* _Written instruction_
Extract all lines from the data beneath that include the word "JSON".
-------- Provided information
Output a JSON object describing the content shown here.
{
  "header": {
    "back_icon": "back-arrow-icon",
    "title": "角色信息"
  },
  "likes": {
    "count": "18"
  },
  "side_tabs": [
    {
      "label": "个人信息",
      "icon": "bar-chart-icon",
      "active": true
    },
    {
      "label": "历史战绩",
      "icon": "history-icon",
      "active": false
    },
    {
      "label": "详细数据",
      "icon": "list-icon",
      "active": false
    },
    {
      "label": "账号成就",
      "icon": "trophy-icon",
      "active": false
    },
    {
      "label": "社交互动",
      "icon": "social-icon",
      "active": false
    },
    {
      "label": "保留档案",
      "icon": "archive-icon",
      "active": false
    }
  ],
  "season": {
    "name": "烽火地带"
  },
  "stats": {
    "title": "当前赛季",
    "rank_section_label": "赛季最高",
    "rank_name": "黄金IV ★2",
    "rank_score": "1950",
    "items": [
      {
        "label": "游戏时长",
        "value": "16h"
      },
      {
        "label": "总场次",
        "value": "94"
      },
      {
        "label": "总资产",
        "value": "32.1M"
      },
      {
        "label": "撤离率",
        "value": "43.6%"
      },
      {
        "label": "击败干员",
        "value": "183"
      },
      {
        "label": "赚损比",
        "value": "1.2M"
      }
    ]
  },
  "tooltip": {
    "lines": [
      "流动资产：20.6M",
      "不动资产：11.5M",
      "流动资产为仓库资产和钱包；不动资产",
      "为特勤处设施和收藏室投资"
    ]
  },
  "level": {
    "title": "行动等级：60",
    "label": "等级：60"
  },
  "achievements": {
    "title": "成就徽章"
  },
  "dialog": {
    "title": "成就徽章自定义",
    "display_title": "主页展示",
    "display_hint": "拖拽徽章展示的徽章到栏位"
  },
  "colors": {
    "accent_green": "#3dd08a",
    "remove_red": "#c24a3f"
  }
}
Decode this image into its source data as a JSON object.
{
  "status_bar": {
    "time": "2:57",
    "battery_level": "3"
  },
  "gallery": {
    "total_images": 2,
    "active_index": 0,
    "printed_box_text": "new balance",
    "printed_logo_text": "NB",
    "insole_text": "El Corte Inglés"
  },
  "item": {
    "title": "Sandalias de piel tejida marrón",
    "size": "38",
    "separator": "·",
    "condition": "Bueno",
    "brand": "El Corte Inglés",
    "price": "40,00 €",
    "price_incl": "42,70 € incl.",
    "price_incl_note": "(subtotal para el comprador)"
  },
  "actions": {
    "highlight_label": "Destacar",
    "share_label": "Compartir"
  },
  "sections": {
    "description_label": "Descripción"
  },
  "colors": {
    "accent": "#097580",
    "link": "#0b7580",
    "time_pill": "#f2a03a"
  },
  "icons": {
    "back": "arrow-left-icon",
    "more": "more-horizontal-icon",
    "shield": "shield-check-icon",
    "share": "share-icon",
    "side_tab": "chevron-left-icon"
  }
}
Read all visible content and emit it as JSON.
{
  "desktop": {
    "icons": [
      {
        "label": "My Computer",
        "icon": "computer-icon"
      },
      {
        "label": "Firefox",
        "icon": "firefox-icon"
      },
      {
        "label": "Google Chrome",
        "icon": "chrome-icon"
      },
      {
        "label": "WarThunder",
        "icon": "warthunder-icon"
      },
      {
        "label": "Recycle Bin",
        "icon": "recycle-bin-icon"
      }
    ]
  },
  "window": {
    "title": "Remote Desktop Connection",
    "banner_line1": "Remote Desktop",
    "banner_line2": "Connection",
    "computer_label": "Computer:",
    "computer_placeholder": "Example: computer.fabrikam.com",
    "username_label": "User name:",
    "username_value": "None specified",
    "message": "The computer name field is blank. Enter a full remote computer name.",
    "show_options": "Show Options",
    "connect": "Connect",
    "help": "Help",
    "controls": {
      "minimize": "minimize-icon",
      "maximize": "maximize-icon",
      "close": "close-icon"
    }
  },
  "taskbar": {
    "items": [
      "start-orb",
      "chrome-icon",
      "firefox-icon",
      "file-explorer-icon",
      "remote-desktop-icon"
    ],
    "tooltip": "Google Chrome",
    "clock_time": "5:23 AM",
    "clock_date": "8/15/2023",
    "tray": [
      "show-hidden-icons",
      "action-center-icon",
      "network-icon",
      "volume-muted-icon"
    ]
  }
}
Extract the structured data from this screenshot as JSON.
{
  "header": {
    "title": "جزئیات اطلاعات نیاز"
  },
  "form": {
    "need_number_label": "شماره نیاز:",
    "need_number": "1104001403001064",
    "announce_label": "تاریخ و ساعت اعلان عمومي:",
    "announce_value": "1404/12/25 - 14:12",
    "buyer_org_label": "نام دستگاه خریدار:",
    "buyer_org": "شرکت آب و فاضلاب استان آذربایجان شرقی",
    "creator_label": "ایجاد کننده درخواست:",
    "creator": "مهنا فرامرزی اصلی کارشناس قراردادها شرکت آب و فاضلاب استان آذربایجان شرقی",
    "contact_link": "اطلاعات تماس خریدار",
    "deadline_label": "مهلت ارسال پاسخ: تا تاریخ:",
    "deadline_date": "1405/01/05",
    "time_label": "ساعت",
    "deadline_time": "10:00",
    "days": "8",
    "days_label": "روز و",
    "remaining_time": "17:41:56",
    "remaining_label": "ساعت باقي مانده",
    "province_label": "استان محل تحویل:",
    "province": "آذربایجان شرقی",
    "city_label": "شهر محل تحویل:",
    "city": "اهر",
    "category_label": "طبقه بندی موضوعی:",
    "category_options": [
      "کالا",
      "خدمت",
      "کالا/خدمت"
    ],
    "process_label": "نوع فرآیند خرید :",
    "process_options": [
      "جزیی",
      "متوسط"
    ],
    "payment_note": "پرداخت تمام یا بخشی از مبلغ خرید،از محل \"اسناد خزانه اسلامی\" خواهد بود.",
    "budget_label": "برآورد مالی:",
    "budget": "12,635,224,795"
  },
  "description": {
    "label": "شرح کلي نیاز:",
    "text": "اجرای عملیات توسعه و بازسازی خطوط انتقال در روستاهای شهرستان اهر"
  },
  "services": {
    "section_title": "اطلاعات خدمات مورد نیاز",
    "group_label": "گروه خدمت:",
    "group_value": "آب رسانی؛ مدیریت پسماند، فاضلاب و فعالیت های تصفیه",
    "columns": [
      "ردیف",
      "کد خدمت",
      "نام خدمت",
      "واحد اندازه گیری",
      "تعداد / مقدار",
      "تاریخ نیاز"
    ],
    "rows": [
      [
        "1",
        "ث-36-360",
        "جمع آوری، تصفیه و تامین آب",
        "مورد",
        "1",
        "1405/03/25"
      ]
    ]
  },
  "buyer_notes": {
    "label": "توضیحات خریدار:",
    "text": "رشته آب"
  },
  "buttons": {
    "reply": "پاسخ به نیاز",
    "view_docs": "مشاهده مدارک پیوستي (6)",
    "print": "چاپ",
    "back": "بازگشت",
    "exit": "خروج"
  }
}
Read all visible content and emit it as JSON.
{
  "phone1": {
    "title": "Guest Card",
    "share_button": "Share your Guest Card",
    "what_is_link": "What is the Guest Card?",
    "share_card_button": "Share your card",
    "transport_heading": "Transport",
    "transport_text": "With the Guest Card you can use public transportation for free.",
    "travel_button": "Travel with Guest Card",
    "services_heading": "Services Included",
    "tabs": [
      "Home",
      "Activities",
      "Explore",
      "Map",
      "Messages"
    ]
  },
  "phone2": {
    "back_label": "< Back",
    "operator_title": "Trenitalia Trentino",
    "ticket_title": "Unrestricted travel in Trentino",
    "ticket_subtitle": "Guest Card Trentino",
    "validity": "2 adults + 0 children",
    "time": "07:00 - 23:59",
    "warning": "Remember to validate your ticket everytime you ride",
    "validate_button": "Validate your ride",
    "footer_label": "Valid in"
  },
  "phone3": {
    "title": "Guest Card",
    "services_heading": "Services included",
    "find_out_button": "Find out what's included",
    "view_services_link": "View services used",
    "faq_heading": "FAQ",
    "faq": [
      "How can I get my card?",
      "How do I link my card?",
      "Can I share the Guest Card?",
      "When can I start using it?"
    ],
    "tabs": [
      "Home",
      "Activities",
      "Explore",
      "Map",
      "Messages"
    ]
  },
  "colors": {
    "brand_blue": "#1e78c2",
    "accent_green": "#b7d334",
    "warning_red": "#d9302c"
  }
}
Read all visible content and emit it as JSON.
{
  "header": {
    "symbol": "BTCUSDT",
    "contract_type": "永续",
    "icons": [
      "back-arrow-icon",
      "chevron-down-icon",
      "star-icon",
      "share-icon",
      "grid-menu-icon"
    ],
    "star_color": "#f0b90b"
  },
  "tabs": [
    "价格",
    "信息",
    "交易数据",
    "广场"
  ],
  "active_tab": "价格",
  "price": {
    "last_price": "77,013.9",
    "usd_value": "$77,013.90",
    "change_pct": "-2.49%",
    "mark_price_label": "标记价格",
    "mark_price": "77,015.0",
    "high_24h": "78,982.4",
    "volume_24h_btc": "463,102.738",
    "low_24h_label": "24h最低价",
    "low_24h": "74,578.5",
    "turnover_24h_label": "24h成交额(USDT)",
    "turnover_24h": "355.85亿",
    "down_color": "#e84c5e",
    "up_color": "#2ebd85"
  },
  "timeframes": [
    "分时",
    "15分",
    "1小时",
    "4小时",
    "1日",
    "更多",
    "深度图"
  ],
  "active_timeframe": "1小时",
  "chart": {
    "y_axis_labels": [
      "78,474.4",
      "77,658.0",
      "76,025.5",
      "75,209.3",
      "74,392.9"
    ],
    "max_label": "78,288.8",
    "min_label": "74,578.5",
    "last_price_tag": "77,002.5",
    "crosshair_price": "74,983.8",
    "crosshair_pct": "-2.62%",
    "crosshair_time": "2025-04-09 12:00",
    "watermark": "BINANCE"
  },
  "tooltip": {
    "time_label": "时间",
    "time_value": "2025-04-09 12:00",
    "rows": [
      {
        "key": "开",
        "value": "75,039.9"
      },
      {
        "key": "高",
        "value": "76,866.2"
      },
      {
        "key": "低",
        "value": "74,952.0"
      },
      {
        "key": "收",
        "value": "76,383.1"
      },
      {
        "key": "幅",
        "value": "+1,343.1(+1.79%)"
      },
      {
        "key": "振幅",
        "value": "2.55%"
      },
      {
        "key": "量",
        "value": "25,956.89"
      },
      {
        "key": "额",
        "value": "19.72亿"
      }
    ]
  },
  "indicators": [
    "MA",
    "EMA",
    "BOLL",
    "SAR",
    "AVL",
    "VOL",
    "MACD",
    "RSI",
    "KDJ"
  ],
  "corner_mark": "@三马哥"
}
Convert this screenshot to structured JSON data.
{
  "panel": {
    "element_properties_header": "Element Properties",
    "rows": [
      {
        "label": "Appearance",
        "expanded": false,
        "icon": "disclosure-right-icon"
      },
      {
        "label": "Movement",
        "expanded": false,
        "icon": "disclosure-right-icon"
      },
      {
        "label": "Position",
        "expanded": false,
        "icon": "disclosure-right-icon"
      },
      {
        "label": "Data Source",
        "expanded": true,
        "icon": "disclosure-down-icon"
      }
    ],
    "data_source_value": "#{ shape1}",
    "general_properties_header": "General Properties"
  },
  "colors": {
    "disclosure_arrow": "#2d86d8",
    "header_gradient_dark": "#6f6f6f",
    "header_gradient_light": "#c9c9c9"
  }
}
----------------
* _Answer for this exercise_
Output a JSON object describing the content shown here.
Decode this image into its source data as a JSON object.
Read all visible content and emit it as JSON.
Extract the structured data from this screenshot as JSON.
Read all visible content and emit it as JSON.
Read all visible content and emit it as JSON.
Convert this screenshot to structured JSON data.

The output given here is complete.